» **RECORDS FOR THIS EXERCISE**
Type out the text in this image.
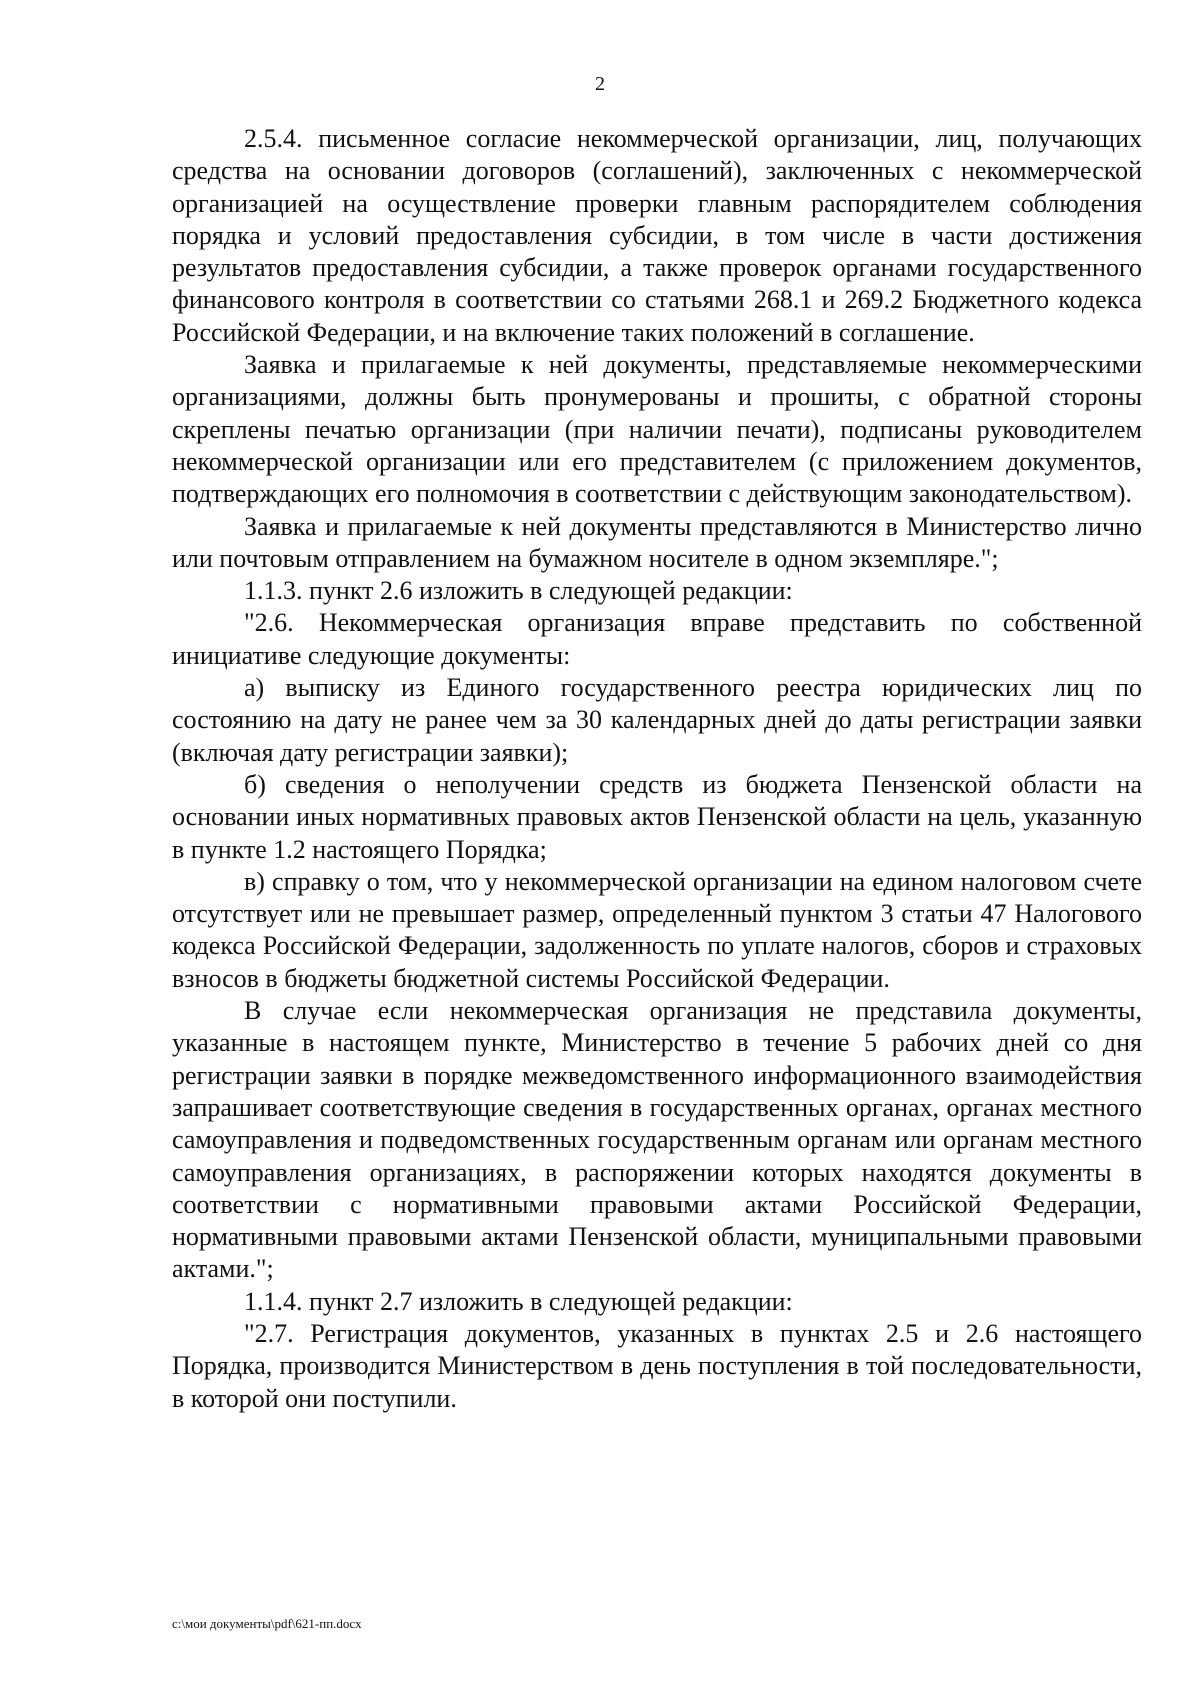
2

2.5.4. письменное согласие некоммерческой организации, лиц, получающих средства на основании договоров (соглашений), заключенных с некоммерческой организацией на осуществление проверки главным распорядителем соблюдения порядка и условий предоставления субсидии, в том числе в части достижения результатов предоставления субсидии, а также проверок органами государственного финансового контроля в соответствии со статьями 268.1 и 269.2 Бюджетного кодекса Российской Федерации, и на включение таких положений в соглашение.

Заявка и прилагаемые к ней документы, представляемые некоммерческими организациями, должны быть пронумерованы и прошиты, с обратной стороны скреплены печатью организации (при наличии печати), подписаны руководителем некоммерческой организации или его представителем (с приложением документов, подтверждающих его полномочия в соответствии с действующим законодательством).

Заявка и прилагаемые к ней документы представляются в Министерство лично или почтовым отправлением на бумажном носителе в одном экземпляре.";

1.1.3. пункт 2.6 изложить в следующей редакции:

"2.6. Некоммерческая организация вправе представить по собственной инициативе следующие документы:

а) выписку из Единого государственного реестра юридических лиц по состоянию на дату не ранее чем за 30 календарных дней до даты регистрации заявки (включая дату регистрации заявки);

б) сведения о неполучении средств из бюджета Пензенской области на основании иных нормативных правовых актов Пензенской области на цель, указанную в пункте 1.2 настоящего Порядка;

в) справку о том, что у некоммерческой организации на едином налоговом счете отсутствует или не превышает размер, определенный пунктом 3 статьи 47 Налогового кодекса Российской Федерации, задолженность по уплате налогов, сборов и страховых взносов в бюджеты бюджетной системы Российской Федерации.

В случае если некоммерческая организация не представила документы, указанные в настоящем пункте, Министерство в течение 5 рабочих дней со дня регистрации заявки в порядке межведомственного информационного взаимодействия запрашивает соответствующие сведения в государственных органах, органах местного самоуправления и подведомственных государственным органам или органам местного самоуправления организациях, в распоряжении которых находятся документы в соответствии с нормативными правовыми актами Российской Федерации, нормативными правовыми актами Пензенской области, муниципальными правовыми актами.";

1.1.4. пункт 2.7 изложить в следующей редакции:

"2.7. Регистрация документов, указанных в пунктах 2.5 и 2.6 настоящего Порядка, производится Министерством в день поступления в той последовательности, в которой они поступили.

c:\мои документы\pdf\621-пп.docx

» **PROMPT**
Within the listing above, find every line containing the string "следующей" and return it.

» **THE RESULT**
1.1.3. пункт 2.6 изложить в следующей редакции:
1.1.4. пункт 2.7 изложить в следующей редакции:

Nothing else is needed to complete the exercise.